#### EXTRAIT DU TEXTE

L’Espagne veut que la ligne à grande vitesse Madrid-Barcelone soit encore plus rapide

L’Espagne a présenté un nouveau plan pour remodeler son réseau ferroviaire à grande vitesse, en lançant deux études de faisabilité d’un montant de 2,3 millions d’euros pour permettre la circulation à 350 km/h sur la ligne Madrid-Barcelone, ce qui, selon le ministre des transports Óscar Puente, n’a été réalisé jusqu’à présent qu’en Chine.
L’Espagne a franchi une étape importante dans la modernisation de son corridor à grande vitesse le plus fréquenté, en lançant deux études de faisabilité d’une valeur de 2,3 millions d’euros afin d’examiner comment la ligne Madrid-Barcelone pourrait être portée à 350 km/h. L’appel d’offres, publié au Journal officiel de l’UE mardi, analysera comment le corridor peut enfin fonctionner à sa vitesse de conception originale, une vitesse qui, selon le ministre des transports Óscar Puente, n’a jusqu’à présent « été atteinte qu’en Chine ».
Les études portent également sur les nouvelles voies d’accès aux deux capitales et sur la construction prévue de deux nouvelles gares à grande vitesse à Parla et El Prat de Llobregat. La première étude, qui sera réalisée en deux phases, portera sur les améliorations à apporter sur l’ensemble de la ligne à grande vitesse Madrid-Barcelone-Frontière française et ses accès à Madrid et Barcelone, tandis que la seconde évaluera la faisabilité de la nouvelle gare d’El Prat.
Les travaux comprennent des options telles que la reconfiguration de l’accès à Madrid Chamartín, de nouveaux tronçons de voie et le contournement de zones encombrées comme Atocha et Chamartín. M. Puente a déclaré lors d’un événement à Madrid que, si ces modifications étaient mises en œuvre, le temps de trajet passerait de « près de trois heures » à moins de deux heures pour les quelque 15 millions de passagers qui voyagent chaque année entre les deux villes. M. Puente a également déclaré qu’il s’attendait à ce que les travaux de rénovation durent environ trois ans après le début de la construction, bien que le ministère n’ait pas indiqué la durée de la phase de faisabilité proprement dite.
Ce que les études analyseront
La première étude, qui sera réalisée en deux phases, examinera les travaux d’amélioration sur l’ensemble de la ligne à grande vitesse Madrid-Barcelone-frontière française. Il s’agit notamment de porter la vitesse maximale de 300 à 350 km/h en utilisant l’infrastructure existante et la technologie espagnole de protection du ballast, de réduire les temps de parcours sur toutes les liaisons commerciales du corridor, d’augmenter la capacité pour les services futurs et d’améliorer la fiabilité et l’efficacité opérationnelle globales.
L’accent est mis sur une nouvelle voie d’accès à Madrid Chamartín Clara Campoamor depuis l’est et le sud. Cette connexion alternative permettrait aux services en provenance de Barcelone, du Levant et de l’Andalousie d’atteindre Chamartín sans passer par l’actuel tunnel Puerta de Atocha-Chamartín. Plusieurs scénarios fonctionnels seront envisagés, notamment une interconnexion vers le sud entre les lignes à grande vitesse Madrid-Barcelone et Madrid-Valladolid, ainsi qu’une double liaison nord-sud complète qui créerait une porte d’entrée nord à grande vitesse dans la capitale.

########
#### LISTE DES DONNÉES

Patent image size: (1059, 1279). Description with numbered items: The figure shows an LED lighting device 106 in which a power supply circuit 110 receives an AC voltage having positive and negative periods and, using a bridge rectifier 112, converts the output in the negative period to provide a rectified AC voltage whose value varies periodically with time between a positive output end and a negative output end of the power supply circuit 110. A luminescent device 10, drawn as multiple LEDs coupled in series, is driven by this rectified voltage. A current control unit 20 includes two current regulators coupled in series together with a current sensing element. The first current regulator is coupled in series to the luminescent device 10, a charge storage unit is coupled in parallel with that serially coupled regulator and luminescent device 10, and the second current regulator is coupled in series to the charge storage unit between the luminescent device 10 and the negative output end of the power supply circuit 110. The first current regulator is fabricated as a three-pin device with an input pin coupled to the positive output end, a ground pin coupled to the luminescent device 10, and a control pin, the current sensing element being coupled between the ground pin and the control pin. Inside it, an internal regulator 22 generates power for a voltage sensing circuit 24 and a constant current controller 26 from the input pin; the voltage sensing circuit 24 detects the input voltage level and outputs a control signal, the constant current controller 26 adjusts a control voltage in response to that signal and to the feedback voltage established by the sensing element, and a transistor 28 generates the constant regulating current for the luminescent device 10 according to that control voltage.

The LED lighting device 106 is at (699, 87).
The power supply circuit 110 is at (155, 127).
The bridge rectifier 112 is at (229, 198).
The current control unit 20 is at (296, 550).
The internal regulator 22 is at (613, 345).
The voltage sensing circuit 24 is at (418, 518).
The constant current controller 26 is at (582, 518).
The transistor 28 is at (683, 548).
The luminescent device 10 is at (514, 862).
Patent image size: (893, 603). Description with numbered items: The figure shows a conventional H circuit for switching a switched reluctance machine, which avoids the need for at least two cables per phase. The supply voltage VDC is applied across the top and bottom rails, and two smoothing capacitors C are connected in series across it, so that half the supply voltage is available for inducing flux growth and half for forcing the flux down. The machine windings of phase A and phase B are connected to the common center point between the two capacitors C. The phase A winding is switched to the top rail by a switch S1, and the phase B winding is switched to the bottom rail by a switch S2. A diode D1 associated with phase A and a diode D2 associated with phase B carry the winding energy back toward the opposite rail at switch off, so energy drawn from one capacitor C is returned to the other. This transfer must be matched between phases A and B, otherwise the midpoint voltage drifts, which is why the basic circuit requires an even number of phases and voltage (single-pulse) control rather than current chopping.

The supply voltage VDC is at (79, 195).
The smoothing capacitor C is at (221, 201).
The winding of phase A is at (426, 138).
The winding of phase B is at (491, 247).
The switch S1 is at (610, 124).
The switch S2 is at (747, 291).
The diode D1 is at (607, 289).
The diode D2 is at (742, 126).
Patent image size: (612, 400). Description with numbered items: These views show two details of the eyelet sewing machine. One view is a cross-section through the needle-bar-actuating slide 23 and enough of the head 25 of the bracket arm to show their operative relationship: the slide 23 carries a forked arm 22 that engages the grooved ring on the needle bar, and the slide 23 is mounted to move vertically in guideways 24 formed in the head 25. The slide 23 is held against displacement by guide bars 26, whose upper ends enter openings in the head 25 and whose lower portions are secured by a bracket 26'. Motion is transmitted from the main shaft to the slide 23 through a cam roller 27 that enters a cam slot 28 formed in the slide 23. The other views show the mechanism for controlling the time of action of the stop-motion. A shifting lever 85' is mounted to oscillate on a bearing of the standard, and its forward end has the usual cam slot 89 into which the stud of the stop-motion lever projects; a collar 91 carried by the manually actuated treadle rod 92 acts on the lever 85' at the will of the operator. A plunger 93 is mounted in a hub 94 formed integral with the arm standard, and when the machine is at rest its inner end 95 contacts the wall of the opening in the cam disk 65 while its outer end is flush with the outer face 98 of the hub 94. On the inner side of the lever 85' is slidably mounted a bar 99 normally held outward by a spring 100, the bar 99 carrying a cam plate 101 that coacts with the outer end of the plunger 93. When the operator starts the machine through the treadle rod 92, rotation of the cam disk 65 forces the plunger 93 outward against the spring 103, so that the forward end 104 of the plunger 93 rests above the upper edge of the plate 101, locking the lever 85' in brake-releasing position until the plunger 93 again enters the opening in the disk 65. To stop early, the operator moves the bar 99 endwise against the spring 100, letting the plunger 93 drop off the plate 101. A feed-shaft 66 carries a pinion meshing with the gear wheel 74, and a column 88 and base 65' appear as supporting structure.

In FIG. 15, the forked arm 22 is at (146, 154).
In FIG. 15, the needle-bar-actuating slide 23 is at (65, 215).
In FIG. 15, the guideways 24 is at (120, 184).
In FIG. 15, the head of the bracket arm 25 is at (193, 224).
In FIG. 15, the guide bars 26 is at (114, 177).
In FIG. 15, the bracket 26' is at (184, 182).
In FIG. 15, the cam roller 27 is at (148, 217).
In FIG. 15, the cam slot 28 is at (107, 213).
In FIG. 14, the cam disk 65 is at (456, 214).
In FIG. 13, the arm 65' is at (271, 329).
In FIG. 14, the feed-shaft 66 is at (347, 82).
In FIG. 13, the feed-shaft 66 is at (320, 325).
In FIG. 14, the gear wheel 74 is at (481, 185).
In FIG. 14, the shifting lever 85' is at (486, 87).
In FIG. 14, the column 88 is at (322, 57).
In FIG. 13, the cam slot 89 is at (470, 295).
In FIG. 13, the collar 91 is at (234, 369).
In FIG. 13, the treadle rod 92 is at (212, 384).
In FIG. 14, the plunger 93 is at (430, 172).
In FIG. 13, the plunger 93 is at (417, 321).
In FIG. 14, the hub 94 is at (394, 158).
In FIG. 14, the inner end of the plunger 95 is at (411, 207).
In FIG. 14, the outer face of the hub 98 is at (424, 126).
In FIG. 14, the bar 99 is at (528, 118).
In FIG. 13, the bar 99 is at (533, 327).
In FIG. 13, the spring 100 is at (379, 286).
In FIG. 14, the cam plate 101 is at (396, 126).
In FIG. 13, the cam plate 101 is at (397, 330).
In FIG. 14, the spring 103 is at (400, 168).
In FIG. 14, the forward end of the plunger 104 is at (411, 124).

########

◆ CONSIGNES DE TRAVAIL:
• A. Dans le texte sur la ligne Madrid-Barcelone, relevez tous les objectifs de la première étude cités dans la phrase qui commence par « Il s’agit notamment ».
• B. Reproduisez à l’identique le passage du texte sur la ligne Madrid-Barcelone situé entre « L’Espagne a présenté » et « présent qu’en Chine. », ces deux bornes comprises.

◆ RÉPONSES NUMÉROTÉES:
• A.
- porter la vitesse maximale de 300 à 350 km/h en utilisant l’infrastructure existante et la technologie espagnole de protection du ballast
- réduire les temps de parcours sur toutes les liaisons commerciales du corridor
- augmenter la capacité pour les services futurs
- améliorer la fiabilité et l’efficacité opérationnelle globales

• B.
L’Espagne a présenté un nouveau plan pour remodeler son réseau ferroviaire à grande vitesse, en lançant deux études de faisabilité d’un montant de 2,3 millions d’euros pour permettre la circulation à 350 km/h sur la ligne Madrid-Barcelone, ce qui, selon le ministre des transports Óscar Puente, n’a été réalisé jusqu’à présent qu’en Chine.